This rule inspires vigilant parties and watchdog groups or relations to patrol the perimeters of the document and encourage care or caution in the chess game. Each person concerned would say: “I’m not a Lawyer. That’s why I can see what Law is like. It’s like a single bed blanket on a double bed and three folks in the bed and a cold night. There ain’t ever enough blanket to cover the case, no matter how much pulling and hauling, and somebody is always going to nigh catch pneumonia” 
Lord Lindley LJ in Walker v Wilshe asked what was the meaning of the words “without prejudice” in a letter written “without prejudice” and answered the question in this way:
I think they mean without prejudice to the position of the writer of the letter if the terms he proposes are not accepted. If the terms proposed in the letter are accepted a complete contract is established, and the letter, although written without prejudice, operates to alter the old state of things and to establish a new one.
It is now well settled that the rule is not limited to such a case. This can be seen from a series of decisions in recent yeas, including most clearly from Cutts v Head, Rush & Tompkins Ltd v Greater London Council Muller v Linsley & Mortimer Uniliver plc v The Procter & Gamble Co. and the most recently Ofulue v Bossert.
In particular, Lord Clarke referred to what Robert Walker LJ said in Uniliver (as agreed by Simon Brown LJ and Wilson J.). He (Robert Walker) set out the general position with great clarity at pp 2441 – 2444 and 2448 – 2449. He first quoted from Lord Griffiths speech in Rush & Tompkins, with which the other members of the appellate committee agreed. Rush & Tompkins is important because it shows that the without prejudice rule is not limited to two party situations or to cases where the negotiations do not produce a settlement agreement. It was held that in general, the rule makes inadmissible in any subsequent litigation connected with a genuine intention to reach a settlement and that admissions made to reach a settlement with a different party within the same litigation or arbitration are also inadmissible, whether or not settlement is reached with that party.
The “without prejudice” rule is a rule governing the admissibility of evidence and is founded upon the public policy of encouraging litigants and arbitration parties to settle their differences rather than litigate to a finish or complicate/prolong arbitration proceeding.
Apart from Robert Walker LJ’s observation that the rule was recognized as being based on at least in part on ‘public policy, its other basis or foundation is in the express or implied agreement of the parties themselves that communications in the course of their negotiations should not be admissible in evidence if, despite their negotiations,. a contested hearing ensures. Robert Walker L.J further noted that these two justifications for the rule are referred to in some detail by Hoffmann LJ in Muller v Linsley & Mortimer.

○ ○ ○

# Exercise requirements
[1] Answer these questions about the passage on the "without prejudice" rule:
(a) According to Lord Lindley LJ in Walker v Wilshe, what happens if the terms proposed in a letter written "without prejudice" are accepted?
(b) What public policy is the rule said to be founded upon?
(c) Who referred in some detail to the rule's two justifications, and in which case?
[2] Carry on the passage about the "without prejudice" rule, starting after its final sentence.
The lines that come next are taken from a separate source.

# Source data
○ ○ ○

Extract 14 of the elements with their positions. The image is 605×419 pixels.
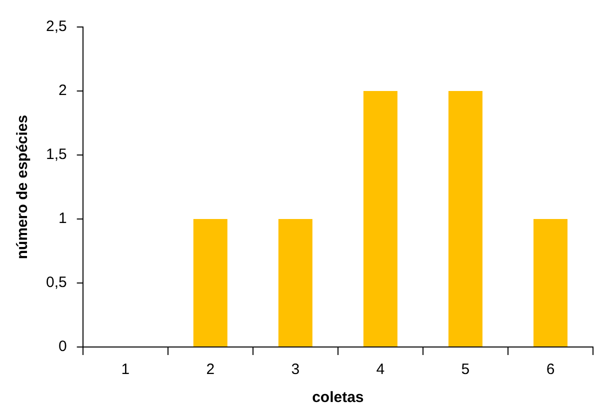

○ ○ ○

# Expected responses
[1]
(a) A complete contract is established, and the letter, although written without prejudice, operates to alter the old state of things and to establish a new one.
(b) The policy of encouraging litigants and arbitration parties to settle their differences rather than litigate to a finish or complicate or prolong arbitration proceedings.
(c) Hoffmann LJ, in Muller v Linsley & Mortimer.

[2]
Two paragraphs from the judgment of Robert Walker LJ show that the rule is not limited to admission but now extends much more widely to the content of discussions such as occurred in the case of Uniliver plc v. The Procter & Gamble Co. He said this at pp.2443H – 2444C:
Without in any way under-estimating the need for proper analysis of the rule, I have no doubt that busy practitioners are acting prudently in making the general working assumption that the rule, if not ‘sacred’ (Hoghton v. Hoghton (1852) 15 Beav 278, 321), has a wide and compelling effect. That is particularly true where the ‘without prejudice’ communications in question consist not of letters or other written documents but of wide-ranging unscripted discussions during a meeting which may have lasted several hours. At a meeting of that sort the discussions between the parties’ representatives may contain a mixture of admissions and half-admissions against a party’s interest, more or less confident assertions of a party’s case, offers, counter-offers, and statements (which might be characterized as threats, or as thinking aloud) about future plans and possibilities. As Simon Brown LJ put it in the course of argument, a threat of infringement proceedings may be deeply embedded in negotiations for a compromise solution. Partial disclosure of the minutes of such a meeting may be, as Leggatt LJ put it in Mulled a concept as implausible as the curate’s egg (which was good in parts).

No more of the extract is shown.